→ Your instructions
Send each entry back exactly as given, pictures excluded.

* * * * *

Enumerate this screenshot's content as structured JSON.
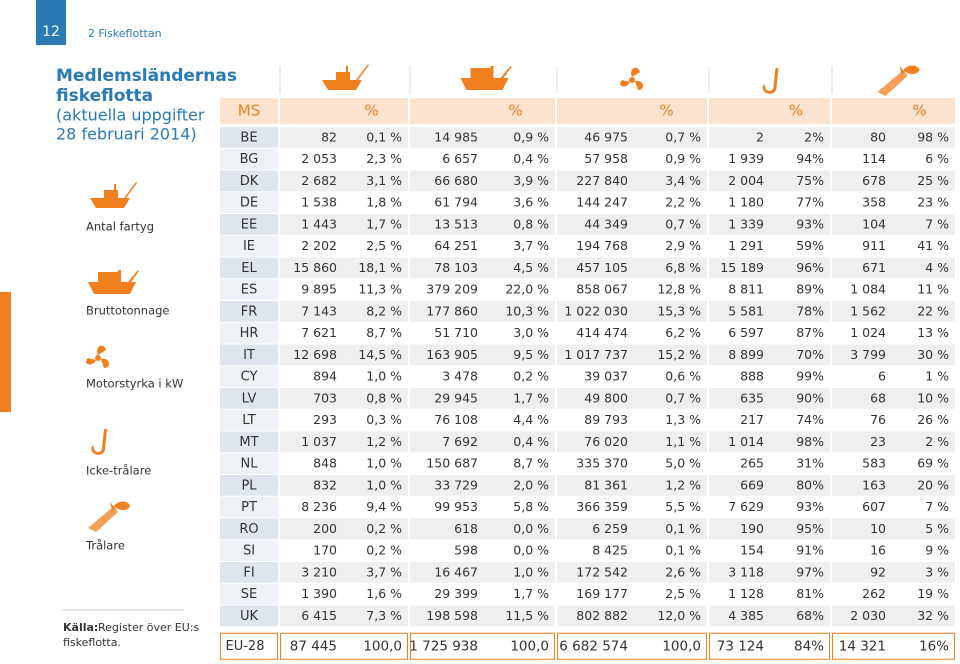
{
  "header": {
    "page_number": "12",
    "section": "2 Fiskeflottan"
  },
  "sidebar": {
    "title_line1": "Medlemsländernas",
    "title_line2": "fiskeflotta",
    "subtitle_line1": "(aktuella uppgifter",
    "subtitle_line2": "28 februari 2014)",
    "legend": [
      "Antal fartyg",
      "Bruttotonnage",
      "Motorstyrka i kW",
      "Icke-trålare",
      "Trålare"
    ],
    "source_label": "Källa:",
    "source_line1": "Register över EU:s",
    "source_line2": "fiskeflotta."
  },
  "table": {
    "header": {
      "ms": "MS",
      "percent": "%"
    },
    "rows": [
      [
        "BE",
        "82",
        "0,1 %",
        "14 985",
        "0,9 %",
        "46 975",
        "0,7 %",
        "2",
        "2%",
        "80",
        "98 %"
      ],
      [
        "BG",
        "2 053",
        "2,3 %",
        "6 657",
        "0,4 %",
        "57 958",
        "0,9 %",
        "1 939",
        "94%",
        "114",
        "6 %"
      ],
      [
        "DK",
        "2 682",
        "3,1 %",
        "66 680",
        "3,9 %",
        "227 840",
        "3,4 %",
        "2 004",
        "75%",
        "678",
        "25 %"
      ],
      [
        "DE",
        "1 538",
        "1,8 %",
        "61 794",
        "3,6 %",
        "144 247",
        "2,2 %",
        "1 180",
        "77%",
        "358",
        "23 %"
      ],
      [
        "EE",
        "1 443",
        "1,7 %",
        "13 513",
        "0,8 %",
        "44 349",
        "0,7 %",
        "1 339",
        "93%",
        "104",
        "7 %"
      ],
      [
        "IE",
        "2 202",
        "2,5 %",
        "64 251",
        "3,7 %",
        "194 768",
        "2,9 %",
        "1 291",
        "59%",
        "911",
        "41 %"
      ],
      [
        "EL",
        "15 860",
        "18,1 %",
        "78 103",
        "4,5 %",
        "457 105",
        "6,8 %",
        "15 189",
        "96%",
        "671",
        "4 %"
      ],
      [
        "ES",
        "9 895",
        "11,3 %",
        "379 209",
        "22,0 %",
        "858 067",
        "12,8 %",
        "8 811",
        "89%",
        "1 084",
        "11 %"
      ],
      [
        "FR",
        "7 143",
        "8,2 %",
        "177 860",
        "10,3 %",
        "1 022 030",
        "15,3 %",
        "5 581",
        "78%",
        "1 562",
        "22 %"
      ],
      [
        "HR",
        "7 621",
        "8,7 %",
        "51 710",
        "3,0 %",
        "414 474",
        "6,2 %",
        "6 597",
        "87%",
        "1 024",
        "13 %"
      ],
      [
        "IT",
        "12 698",
        "14,5 %",
        "163 905",
        "9,5 %",
        "1 017 737",
        "15,2 %",
        "8 899",
        "70%",
        "3 799",
        "30 %"
      ],
      [
        "CY",
        "894",
        "1,0 %",
        "3 478",
        "0,2 %",
        "39 037",
        "0,6 %",
        "888",
        "99%",
        "6",
        "1 %"
      ],
      [
        "LV",
        "703",
        "0,8 %",
        "29 945",
        "1,7 %",
        "49 800",
        "0,7 %",
        "635",
        "90%",
        "68",
        "10 %"
      ],
      [
        "LT",
        "293",
        "0,3 %",
        "76 108",
        "4,4 %",
        "89 793",
        "1,3 %",
        "217",
        "74%",
        "76",
        "26 %"
      ],
      [
        "MT",
        "1 037",
        "1,2 %",
        "7 692",
        "0,4 %",
        "76 020",
        "1,1 %",
        "1 014",
        "98%",
        "23",
        "2 %"
      ],
      [
        "NL",
        "848",
        "1,0 %",
        "150 687",
        "8,7 %",
        "335 370",
        "5,0 %",
        "265",
        "31%",
        "583",
        "69 %"
      ],
      [
        "PL",
        "832",
        "1,0 %",
        "33 729",
        "2,0 %",
        "81 361",
        "1,2 %",
        "669",
        "80%",
        "163",
        "20 %"
      ],
      [
        "PT",
        "8 236",
        "9,4 %",
        "99 953",
        "5,8 %",
        "366 359",
        "5,5 %",
        "7 629",
        "93%",
        "607",
        "7 %"
      ],
      [
        "RO",
        "200",
        "0,2 %",
        "618",
        "0,0 %",
        "6 259",
        "0,1 %",
        "190",
        "95%",
        "10",
        "5 %"
      ],
      [
        "SI",
        "170",
        "0,2 %",
        "598",
        "0,0 %",
        "8 425",
        "0,1 %",
        "154",
        "91%",
        "16",
        "9 %"
      ],
      [
        "FI",
        "3 210",
        "3,7 %",
        "16 467",
        "1,0 %",
        "172 542",
        "2,6 %",
        "3 118",
        "97%",
        "92",
        "3 %"
      ],
      [
        "SE",
        "1 390",
        "1,6 %",
        "29 399",
        "1,7 %",
        "169 177",
        "2,5 %",
        "1 128",
        "81%",
        "262",
        "19 %"
      ],
      [
        "UK",
        "6 415",
        "7,3 %",
        "198 598",
        "11,5 %",
        "802 882",
        "12,0 %",
        "4 385",
        "68%",
        "2 030",
        "32 %"
      ]
    ],
    "total": [
      "EU-28",
      "87 445",
      "100,0",
      "1 725 938",
      "100,0",
      "6 682 574",
      "100,0",
      "73 124",
      "84%",
      "14 321",
      "16%"
    ]
  }
}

* * * * *

→ Answer below
Enumerate this screenshot's content as structured JSON.
{
  "header": {
    "page_number": "12",
    "section": "2 Fiskeflottan"
  },
  "sidebar": {
    "title_line1": "Medlemsländernas",
    "title_line2": "fiskeflotta",
    "subtitle_line1": "(aktuella uppgifter",
    "subtitle_line2": "28 februari 2014)",
    "legend": [
      "Antal fartyg",
      "Bruttotonnage",
      "Motorstyrka i kW",
      "Icke-trålare",
      "Trålare"
    ],
    "source_label": "Källa:",
    "source_line1": "Register över EU:s",
    "source_line2": "fiskeflotta."
  },
  "table": {
    "header": {
      "ms": "MS",
      "percent": "%"
    },
    "rows": [
      [
        "BE",
        "82",
        "0,1 %",
        "14 985",
        "0,9 %",
        "46 975",
        "0,7 %",
        "2",
        "2%",
        "80",
        "98 %"
      ],
      [
        "BG",
        "2 053",
        "2,3 %",
        "6 657",
        "0,4 %",
        "57 958",
        "0,9 %",
        "1 939",
        "94%",
        "114",
        "6 %"
      ],
      [
        "DK",
        "2 682",
        "3,1 %",
        "66 680",
        "3,9 %",
        "227 840",
        "3,4 %",
        "2 004",
        "75%",
        "678",
        "25 %"
      ],
      [
        "DE",
        "1 538",
        "1,8 %",
        "61 794",
        "3,6 %",
        "144 247",
        "2,2 %",
        "1 180",
        "77%",
        "358",
        "23 %"
      ],
      [
        "EE",
        "1 443",
        "1,7 %",
        "13 513",
        "0,8 %",
        "44 349",
        "0,7 %",
        "1 339",
        "93%",
        "104",
        "7 %"
      ],
      [
        "IE",
        "2 202",
        "2,5 %",
        "64 251",
        "3,7 %",
        "194 768",
        "2,9 %",
        "1 291",
        "59%",
        "911",
        "41 %"
      ],
      [
        "EL",
        "15 860",
        "18,1 %",
        "78 103",
        "4,5 %",
        "457 105",
        "6,8 %",
        "15 189",
        "96%",
        "671",
        "4 %"
      ],
      [
        "ES",
        "9 895",
        "11,3 %",
        "379 209",
        "22,0 %",
        "858 067",
        "12,8 %",
        "8 811",
        "89%",
        "1 084",
        "11 %"
      ],
      [
        "FR",
        "7 143",
        "8,2 %",
        "177 860",
        "10,3 %",
        "1 022 030",
        "15,3 %",
        "5 581",
        "78%",
        "1 562",
        "22 %"
      ],
      [
        "HR",
        "7 621",
        "8,7 %",
        "51 710",
        "3,0 %",
        "414 474",
        "6,2 %",
        "6 597",
        "87%",
        "1 024",
        "13 %"
      ],
      [
        "IT",
        "12 698",
        "14,5 %",
        "163 905",
        "9,5 %",
        "1 017 737",
        "15,2 %",
        "8 899",
        "70%",
        "3 799",
        "30 %"
      ],
      [
        "CY",
        "894",
        "1,0 %",
        "3 478",
        "0,2 %",
        "39 037",
        "0,6 %",
        "888",
        "99%",
        "6",
        "1 %"
      ],
      [
        "LV",
        "703",
        "0,8 %",
        "29 945",
        "1,7 %",
        "49 800",
        "0,7 %",
        "635",
        "90%",
        "68",
        "10 %"
      ],
      [
        "LT",
        "293",
        "0,3 %",
        "76 108",
        "4,4 %",
        "89 793",
        "1,3 %",
        "217",
        "74%",
        "76",
        "26 %"
      ],
      [
        "MT",
        "1 037",
        "1,2 %",
        "7 692",
        "0,4 %",
        "76 020",
        "1,1 %",
        "1 014",
        "98%",
        "23",
        "2 %"
      ],
      [
        "NL",
        "848",
        "1,0 %",
        "150 687",
        "8,7 %",
        "335 370",
        "5,0 %",
        "265",
        "31%",
        "583",
        "69 %"
      ],
      [
        "PL",
        "832",
        "1,0 %",
        "33 729",
        "2,0 %",
        "81 361",
        "1,2 %",
        "669",
        "80%",
        "163",
        "20 %"
      ],
      [
        "PT",
        "8 236",
        "9,4 %",
        "99 953",
        "5,8 %",
        "366 359",
        "5,5 %",
        "7 629",
        "93%",
        "607",
        "7 %"
      ],
      [
        "RO",
        "200",
        "0,2 %",
        "618",
        "0,0 %",
        "6 259",
        "0,1 %",
        "190",
        "95%",
        "10",
        "5 %"
      ],
      [
        "SI",
        "170",
        "0,2 %",
        "598",
        "0,0 %",
        "8 425",
        "0,1 %",
        "154",
        "91%",
        "16",
        "9 %"
      ],
      [
        "FI",
        "3 210",
        "3,7 %",
        "16 467",
        "1,0 %",
        "172 542",
        "2,6 %",
        "3 118",
        "97%",
        "92",
        "3 %"
      ],
      [
        "SE",
        "1 390",
        "1,6 %",
        "29 399",
        "1,7 %",
        "169 177",
        "2,5 %",
        "1 128",
        "81%",
        "262",
        "19 %"
      ],
      [
        "UK",
        "6 415",
        "7,3 %",
        "198 598",
        "11,5 %",
        "802 882",
        "12,0 %",
        "4 385",
        "68%",
        "2 030",
        "32 %"
      ]
    ],
    "total": [
      "EU-28",
      "87 445",
      "100,0",
      "1 725 938",
      "100,0",
      "6 682 574",
      "100,0",
      "73 124",
      "84%",
      "14 321",
      "16%"
    ]
  }
}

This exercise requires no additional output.